*EXERCISE AIM*. Please write out the material that follows, exactly as it stands.

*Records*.
::::::::
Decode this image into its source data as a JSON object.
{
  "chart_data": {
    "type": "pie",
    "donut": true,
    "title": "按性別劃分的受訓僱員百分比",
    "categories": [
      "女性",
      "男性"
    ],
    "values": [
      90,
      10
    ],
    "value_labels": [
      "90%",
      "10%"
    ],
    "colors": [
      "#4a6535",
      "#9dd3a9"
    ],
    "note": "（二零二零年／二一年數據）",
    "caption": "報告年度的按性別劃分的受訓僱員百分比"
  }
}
::::::::
*RESPONSE TO THE TASK*.
Decode this image into its source data as a JSON object.
{
  "chart_data": {
    "type": "pie",
    "donut": true,
    "title": "按性別劃分的受訓僱員百分比",
    "categories": [
      "女性",
      "男性"
    ],
    "values": [
      90,
      10
    ],
    "value_labels": [
      "90%",
      "10%"
    ],
    "colors": [
      "#4a6535",
      "#9dd3a9"
    ],
    "note": "（二零二零年／二一年數據）",
    "caption": "報告年度的按性別劃分的受訓僱員百分比"
  }
}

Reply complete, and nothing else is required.